━━━━━ PROVIDED RECORDS ━━━━━
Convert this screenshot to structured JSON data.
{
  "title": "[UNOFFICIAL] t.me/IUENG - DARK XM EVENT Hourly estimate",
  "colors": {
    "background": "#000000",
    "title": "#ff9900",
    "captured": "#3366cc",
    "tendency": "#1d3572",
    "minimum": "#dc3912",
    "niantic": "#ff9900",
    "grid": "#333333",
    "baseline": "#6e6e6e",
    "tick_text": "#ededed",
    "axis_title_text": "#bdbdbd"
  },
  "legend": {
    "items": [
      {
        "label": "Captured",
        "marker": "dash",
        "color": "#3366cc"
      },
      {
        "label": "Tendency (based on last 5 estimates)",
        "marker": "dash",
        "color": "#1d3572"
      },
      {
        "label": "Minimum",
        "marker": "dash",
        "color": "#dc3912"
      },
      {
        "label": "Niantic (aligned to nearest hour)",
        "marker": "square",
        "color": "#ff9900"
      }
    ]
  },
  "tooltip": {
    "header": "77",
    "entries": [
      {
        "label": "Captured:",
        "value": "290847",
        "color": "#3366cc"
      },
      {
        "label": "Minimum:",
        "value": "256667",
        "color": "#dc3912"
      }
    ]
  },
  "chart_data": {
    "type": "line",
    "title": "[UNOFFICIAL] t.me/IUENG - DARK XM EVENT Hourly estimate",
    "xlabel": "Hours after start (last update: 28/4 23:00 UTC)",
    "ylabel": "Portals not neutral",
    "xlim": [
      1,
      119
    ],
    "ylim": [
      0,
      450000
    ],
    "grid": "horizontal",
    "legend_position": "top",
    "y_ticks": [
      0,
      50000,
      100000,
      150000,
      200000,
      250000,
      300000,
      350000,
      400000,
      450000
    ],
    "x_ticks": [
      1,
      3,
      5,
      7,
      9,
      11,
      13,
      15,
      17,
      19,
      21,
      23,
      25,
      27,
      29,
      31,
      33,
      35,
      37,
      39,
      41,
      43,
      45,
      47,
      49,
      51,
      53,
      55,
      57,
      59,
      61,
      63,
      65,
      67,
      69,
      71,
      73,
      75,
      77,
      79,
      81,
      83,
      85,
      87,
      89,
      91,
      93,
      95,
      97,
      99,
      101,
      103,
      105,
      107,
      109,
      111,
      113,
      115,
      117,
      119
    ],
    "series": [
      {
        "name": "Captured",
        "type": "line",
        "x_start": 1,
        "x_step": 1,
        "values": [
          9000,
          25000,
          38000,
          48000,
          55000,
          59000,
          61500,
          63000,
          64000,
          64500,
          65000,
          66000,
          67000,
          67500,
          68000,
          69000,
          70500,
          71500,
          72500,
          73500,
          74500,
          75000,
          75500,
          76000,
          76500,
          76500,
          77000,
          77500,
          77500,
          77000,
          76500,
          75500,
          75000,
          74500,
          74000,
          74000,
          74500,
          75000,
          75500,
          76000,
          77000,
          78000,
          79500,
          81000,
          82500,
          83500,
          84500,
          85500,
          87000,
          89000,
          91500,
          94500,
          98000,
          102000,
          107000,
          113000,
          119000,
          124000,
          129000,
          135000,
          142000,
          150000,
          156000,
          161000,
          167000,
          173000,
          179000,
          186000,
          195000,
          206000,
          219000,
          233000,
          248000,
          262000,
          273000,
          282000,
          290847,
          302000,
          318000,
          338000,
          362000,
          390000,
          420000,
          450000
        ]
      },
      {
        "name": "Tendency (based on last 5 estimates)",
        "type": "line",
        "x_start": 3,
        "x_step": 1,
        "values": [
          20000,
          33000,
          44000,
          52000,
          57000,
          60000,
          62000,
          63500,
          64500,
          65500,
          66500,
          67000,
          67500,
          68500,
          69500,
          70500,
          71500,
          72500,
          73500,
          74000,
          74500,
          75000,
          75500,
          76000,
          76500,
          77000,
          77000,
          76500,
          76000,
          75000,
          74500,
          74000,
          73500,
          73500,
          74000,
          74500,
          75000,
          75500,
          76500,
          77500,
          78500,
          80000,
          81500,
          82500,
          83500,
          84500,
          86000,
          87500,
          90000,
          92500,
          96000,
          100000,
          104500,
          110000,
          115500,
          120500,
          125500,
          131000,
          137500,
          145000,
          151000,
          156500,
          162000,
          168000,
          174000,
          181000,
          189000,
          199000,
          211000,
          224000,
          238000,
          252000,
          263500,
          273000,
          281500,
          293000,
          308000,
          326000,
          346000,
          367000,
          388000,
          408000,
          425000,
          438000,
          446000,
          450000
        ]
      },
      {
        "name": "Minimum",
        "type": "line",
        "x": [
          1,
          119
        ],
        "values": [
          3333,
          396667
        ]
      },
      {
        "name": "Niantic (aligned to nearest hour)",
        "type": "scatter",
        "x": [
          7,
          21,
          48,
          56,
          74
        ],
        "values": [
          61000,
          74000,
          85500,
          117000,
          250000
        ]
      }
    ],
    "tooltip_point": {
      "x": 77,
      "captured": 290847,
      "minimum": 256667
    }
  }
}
━━━━━
• [TASK BRIEF]: Copy every line of the listing where the word "UNOFFICIAL" appears.

• [THE OUTPUT]:
  "title": "[UNOFFICIAL] t.me/IUENG - DARK XM EVENT Hourly estimate",
    "title": "[UNOFFICIAL] t.me/IUENG - DARK XM EVENT Hourly estimate",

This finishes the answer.